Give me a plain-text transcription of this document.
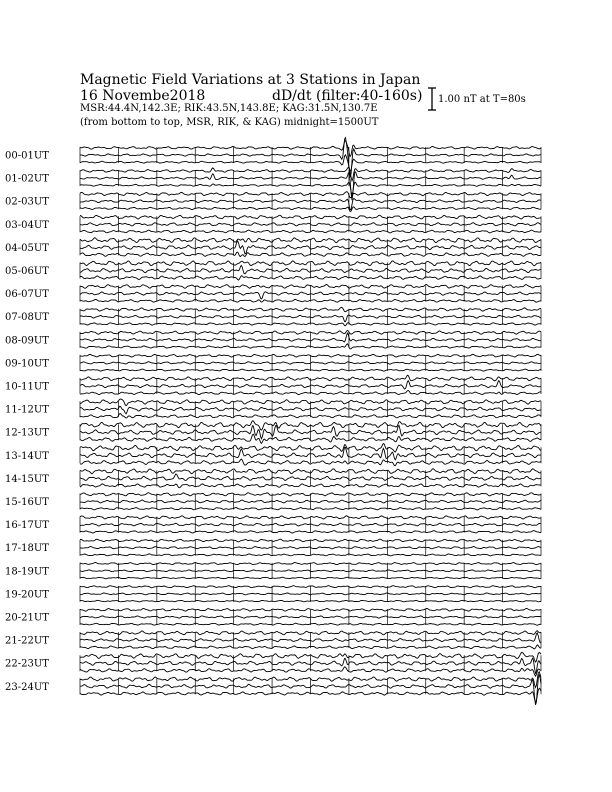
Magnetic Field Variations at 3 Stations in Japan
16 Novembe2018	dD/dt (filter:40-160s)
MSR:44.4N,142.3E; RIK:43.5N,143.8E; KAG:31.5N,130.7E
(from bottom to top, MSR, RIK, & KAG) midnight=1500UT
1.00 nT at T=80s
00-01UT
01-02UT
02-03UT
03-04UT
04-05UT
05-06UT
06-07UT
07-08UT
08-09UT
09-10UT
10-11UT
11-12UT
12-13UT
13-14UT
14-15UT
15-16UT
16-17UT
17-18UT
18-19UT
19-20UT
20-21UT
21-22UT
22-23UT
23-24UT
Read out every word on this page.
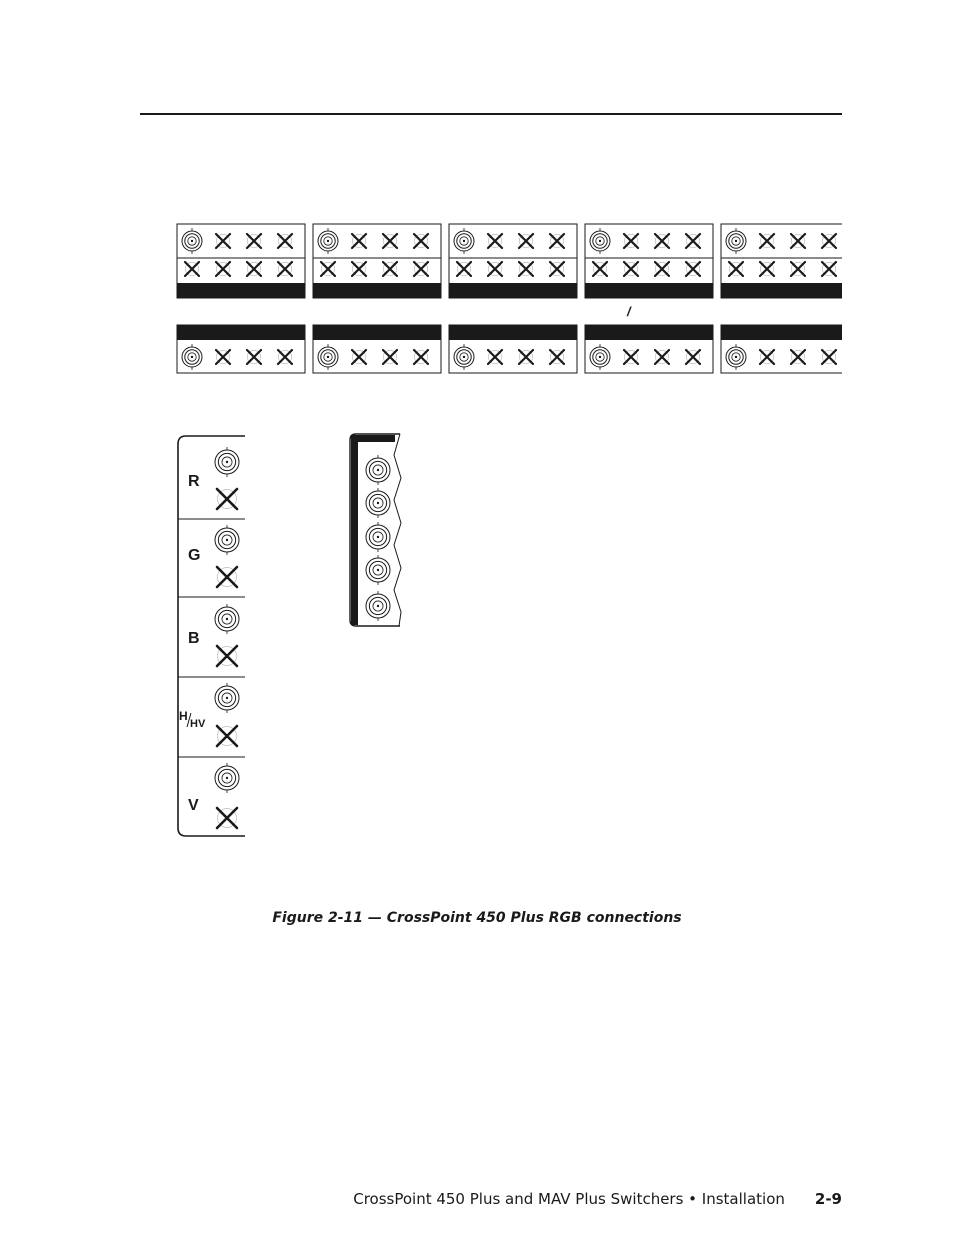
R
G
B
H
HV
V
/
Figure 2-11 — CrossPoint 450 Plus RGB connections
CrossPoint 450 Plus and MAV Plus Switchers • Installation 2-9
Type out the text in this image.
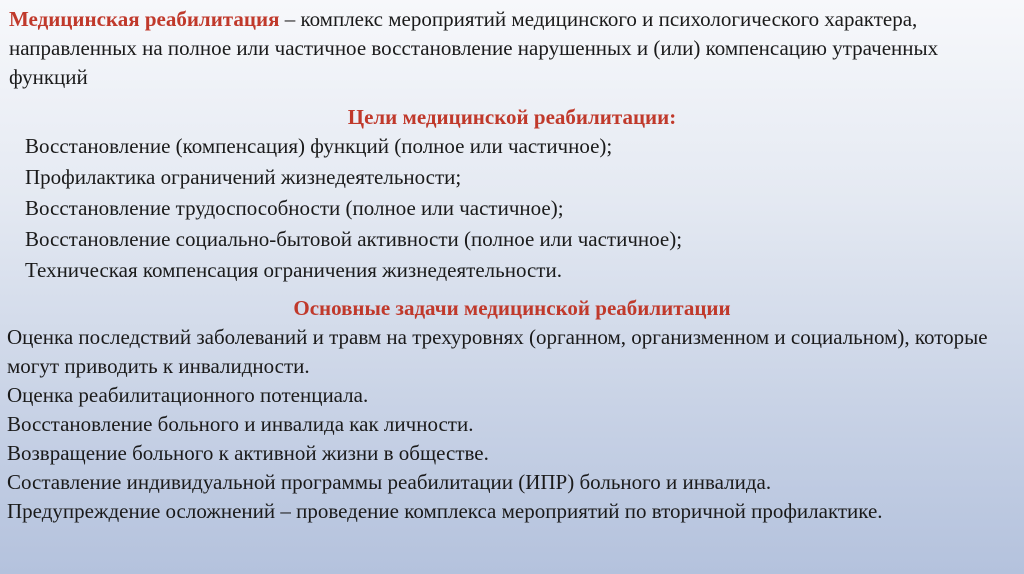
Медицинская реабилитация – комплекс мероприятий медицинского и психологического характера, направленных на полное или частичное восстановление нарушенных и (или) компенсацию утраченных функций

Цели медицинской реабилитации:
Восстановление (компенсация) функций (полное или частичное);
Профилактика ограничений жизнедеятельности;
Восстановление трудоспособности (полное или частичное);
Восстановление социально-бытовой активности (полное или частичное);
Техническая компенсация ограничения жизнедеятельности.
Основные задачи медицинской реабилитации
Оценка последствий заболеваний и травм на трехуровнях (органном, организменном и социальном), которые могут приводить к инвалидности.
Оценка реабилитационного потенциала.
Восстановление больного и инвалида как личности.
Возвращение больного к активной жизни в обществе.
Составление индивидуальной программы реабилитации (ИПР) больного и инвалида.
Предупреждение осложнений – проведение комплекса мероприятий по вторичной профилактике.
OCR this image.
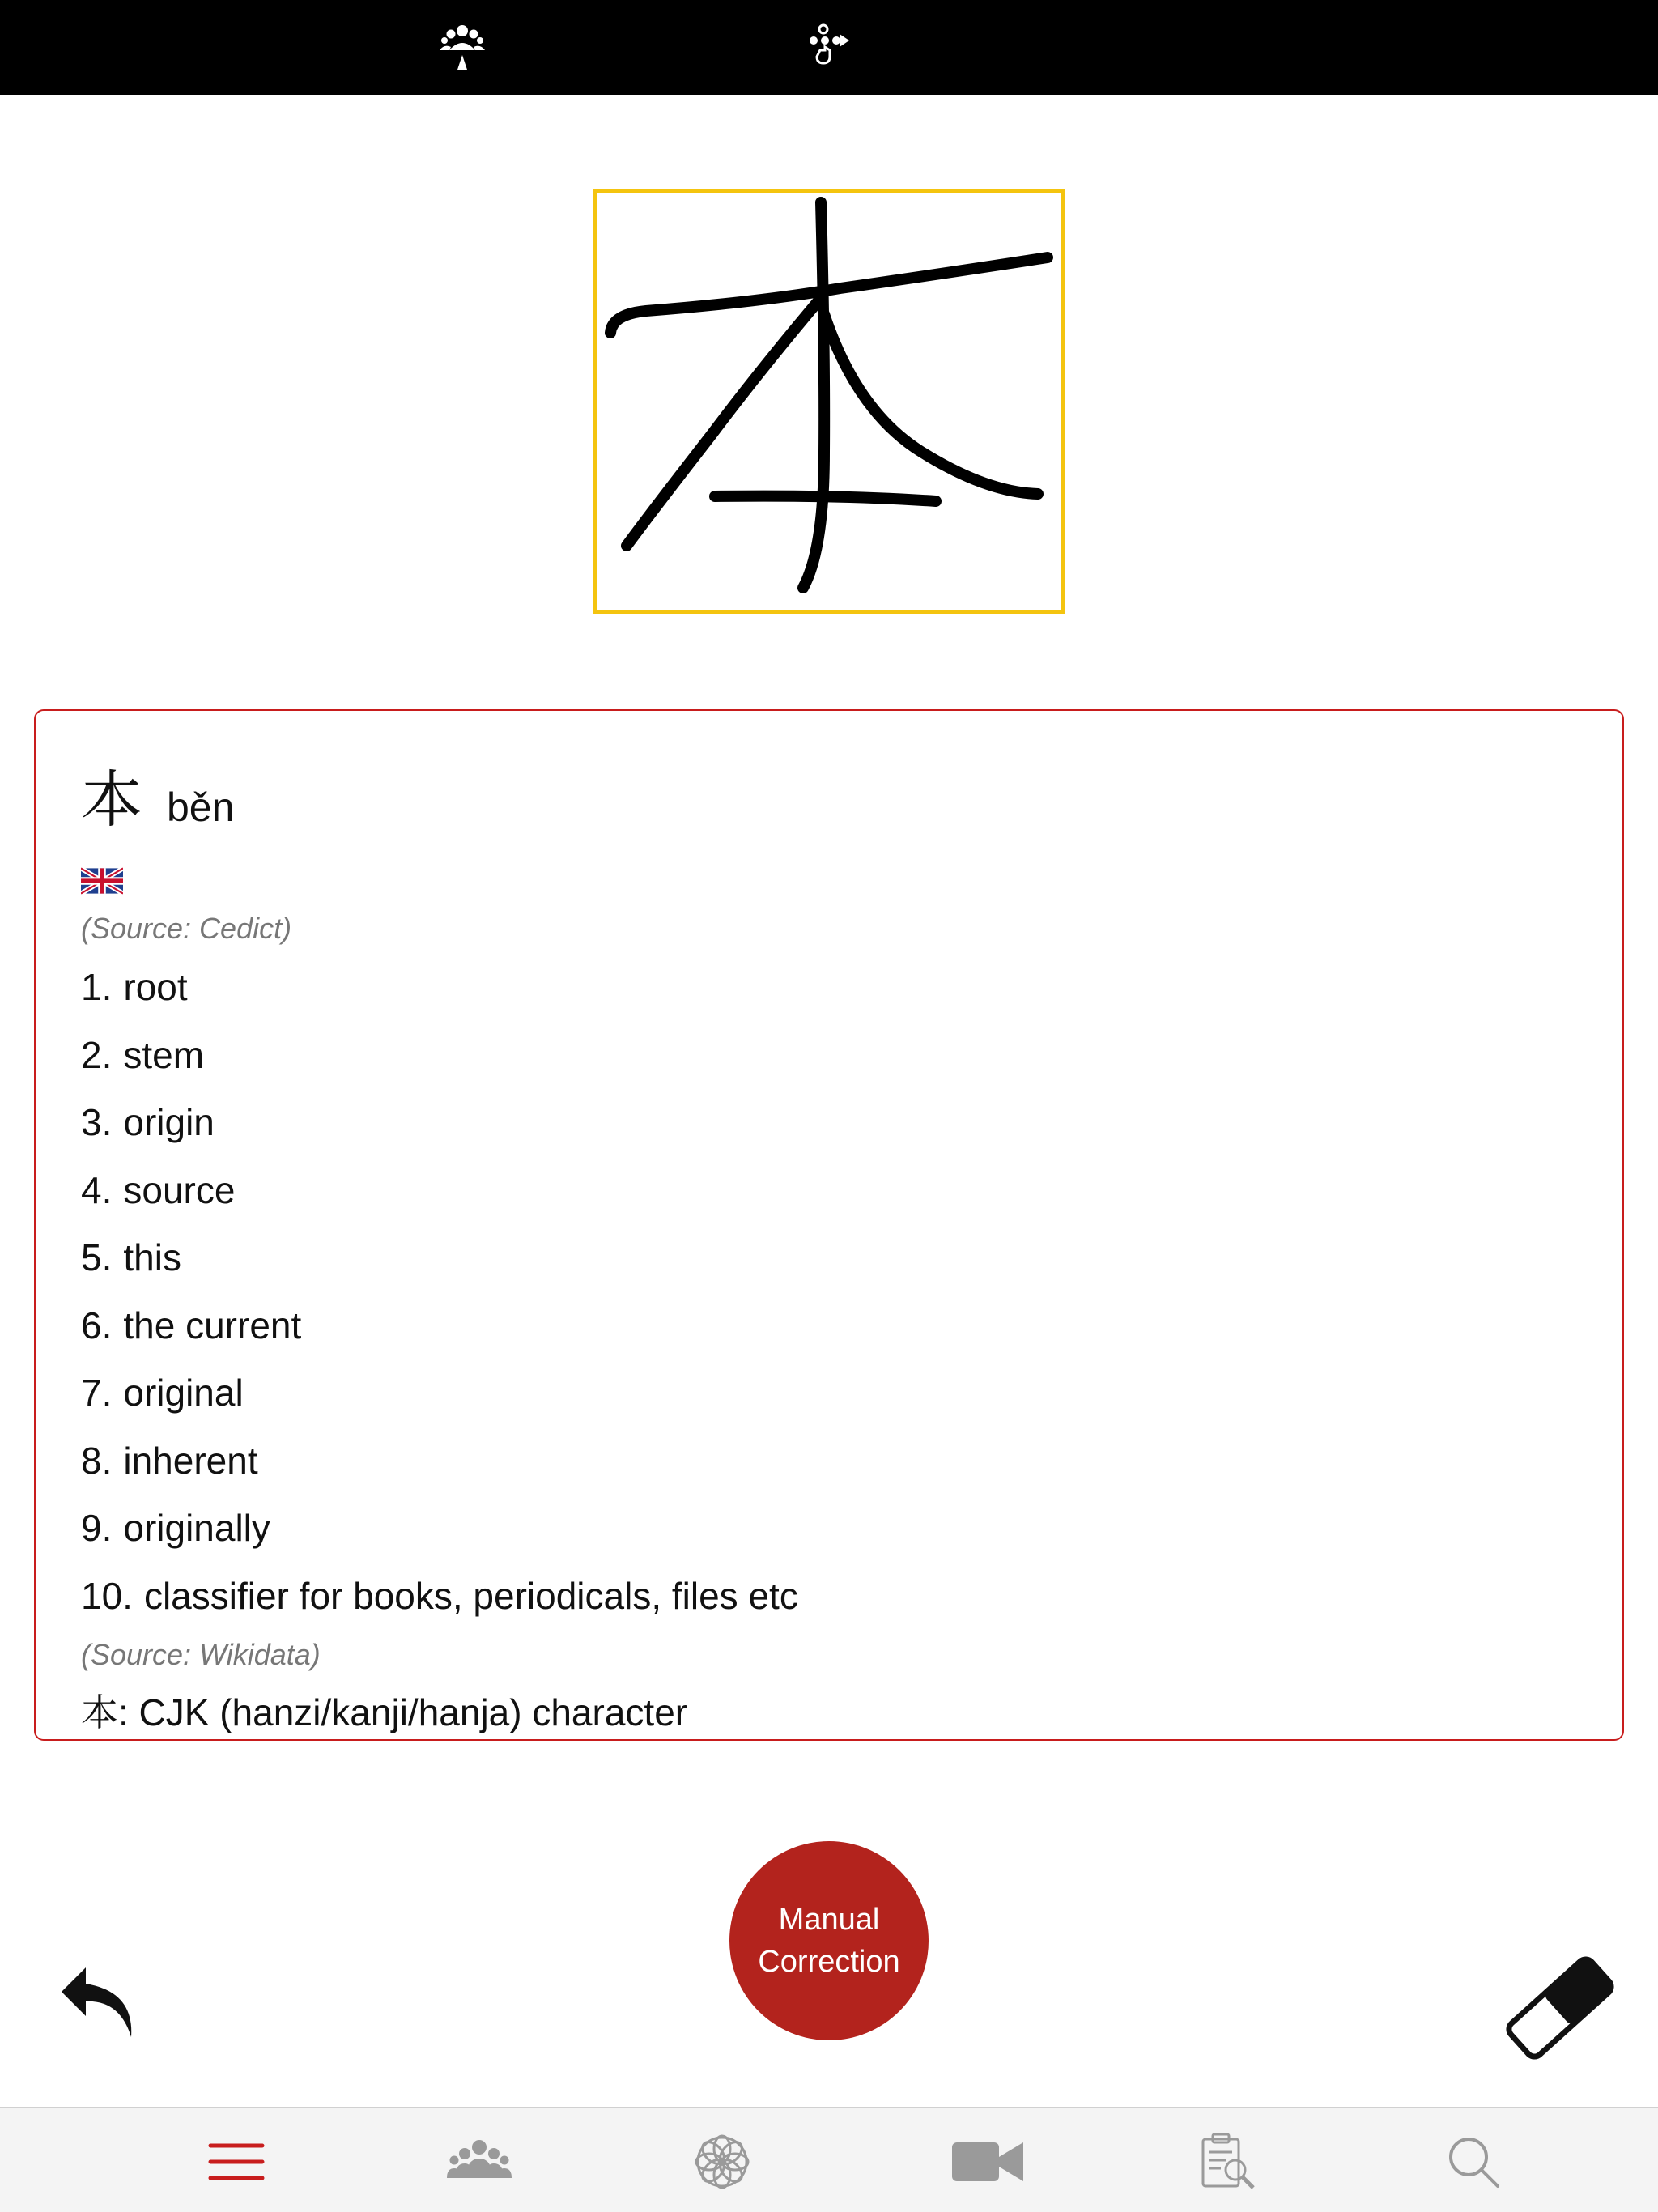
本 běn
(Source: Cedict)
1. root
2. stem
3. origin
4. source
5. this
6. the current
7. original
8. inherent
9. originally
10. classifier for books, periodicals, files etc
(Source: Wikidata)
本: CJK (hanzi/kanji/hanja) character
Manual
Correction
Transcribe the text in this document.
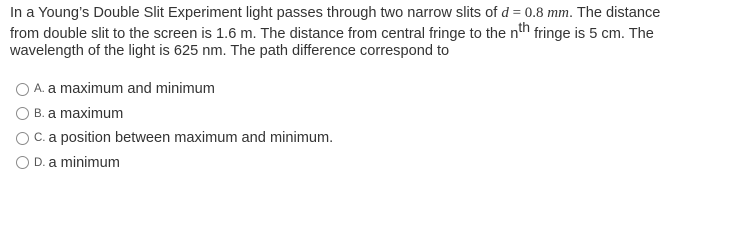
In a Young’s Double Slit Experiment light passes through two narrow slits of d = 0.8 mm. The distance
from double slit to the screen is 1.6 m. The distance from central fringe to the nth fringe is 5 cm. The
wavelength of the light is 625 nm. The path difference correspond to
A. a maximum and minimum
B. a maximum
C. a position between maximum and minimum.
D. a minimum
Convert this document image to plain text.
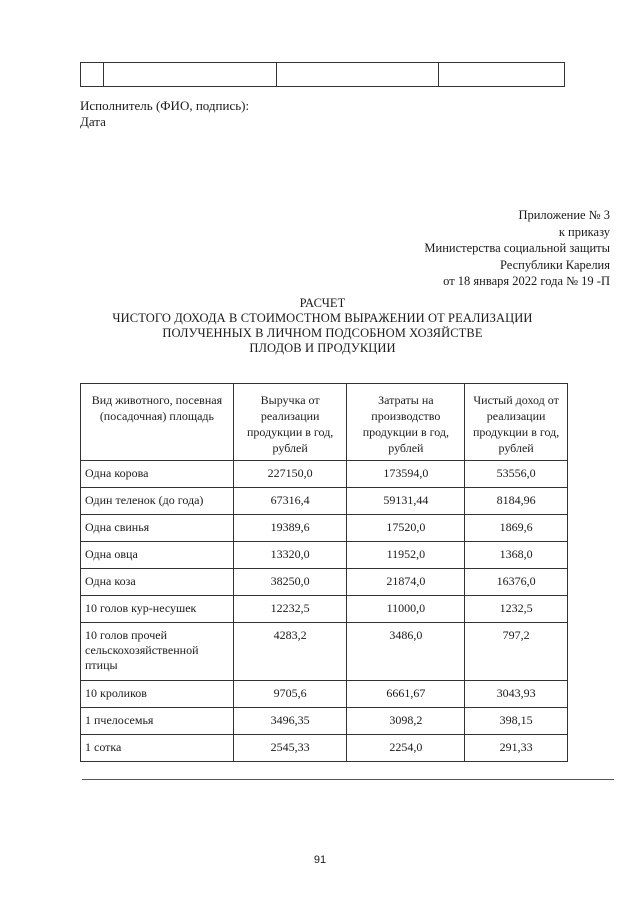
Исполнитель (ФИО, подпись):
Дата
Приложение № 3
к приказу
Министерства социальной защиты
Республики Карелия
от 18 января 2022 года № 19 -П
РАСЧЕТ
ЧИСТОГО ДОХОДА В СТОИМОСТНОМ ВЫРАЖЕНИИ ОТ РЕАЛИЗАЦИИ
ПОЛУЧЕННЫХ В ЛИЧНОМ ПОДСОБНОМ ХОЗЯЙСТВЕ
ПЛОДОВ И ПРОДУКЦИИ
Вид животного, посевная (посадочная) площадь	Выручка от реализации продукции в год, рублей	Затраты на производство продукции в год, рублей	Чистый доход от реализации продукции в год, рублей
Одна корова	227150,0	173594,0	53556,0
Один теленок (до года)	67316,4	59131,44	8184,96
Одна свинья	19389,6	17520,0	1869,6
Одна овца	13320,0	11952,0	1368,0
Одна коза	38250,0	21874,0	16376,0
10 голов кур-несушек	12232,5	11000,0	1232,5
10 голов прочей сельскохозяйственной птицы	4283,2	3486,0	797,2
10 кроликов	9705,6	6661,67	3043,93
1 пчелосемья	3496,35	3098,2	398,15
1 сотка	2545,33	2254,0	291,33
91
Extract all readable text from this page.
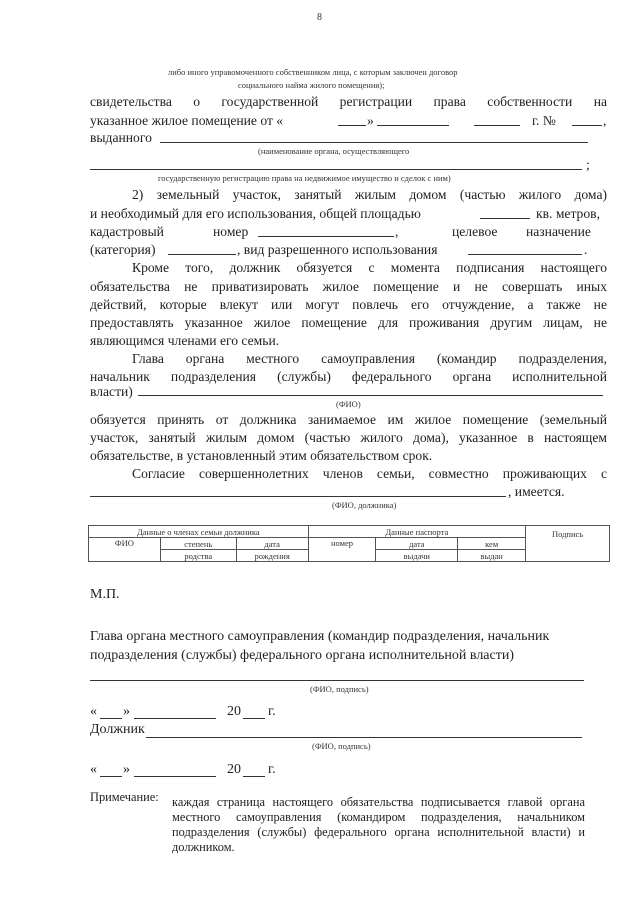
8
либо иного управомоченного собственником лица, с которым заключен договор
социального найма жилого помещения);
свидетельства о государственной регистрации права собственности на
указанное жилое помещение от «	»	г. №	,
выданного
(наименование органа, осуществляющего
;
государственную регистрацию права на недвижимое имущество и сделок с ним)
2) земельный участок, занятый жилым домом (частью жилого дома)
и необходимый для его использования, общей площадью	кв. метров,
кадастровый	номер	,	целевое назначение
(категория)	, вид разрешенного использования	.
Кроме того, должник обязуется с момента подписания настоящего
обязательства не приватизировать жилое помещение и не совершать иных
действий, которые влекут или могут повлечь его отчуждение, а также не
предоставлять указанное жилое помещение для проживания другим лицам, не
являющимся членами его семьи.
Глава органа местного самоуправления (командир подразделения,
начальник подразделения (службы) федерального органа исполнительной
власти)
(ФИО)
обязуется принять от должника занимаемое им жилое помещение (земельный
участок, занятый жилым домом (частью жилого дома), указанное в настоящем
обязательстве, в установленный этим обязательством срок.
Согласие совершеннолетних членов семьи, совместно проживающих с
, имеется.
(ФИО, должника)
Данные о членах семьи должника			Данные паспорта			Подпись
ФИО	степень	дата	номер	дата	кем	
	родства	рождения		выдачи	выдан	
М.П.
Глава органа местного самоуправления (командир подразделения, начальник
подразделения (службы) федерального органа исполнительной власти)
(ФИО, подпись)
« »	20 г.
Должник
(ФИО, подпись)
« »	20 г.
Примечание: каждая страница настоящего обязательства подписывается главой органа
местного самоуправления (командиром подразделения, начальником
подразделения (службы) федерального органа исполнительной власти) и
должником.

###

Pick out the lines containing the string "земельный" and show them.

2) земельный участок, занятый жилым домом (частью жилого дома)
обязуется принять от должника занимаемое им жилое помещение (земельный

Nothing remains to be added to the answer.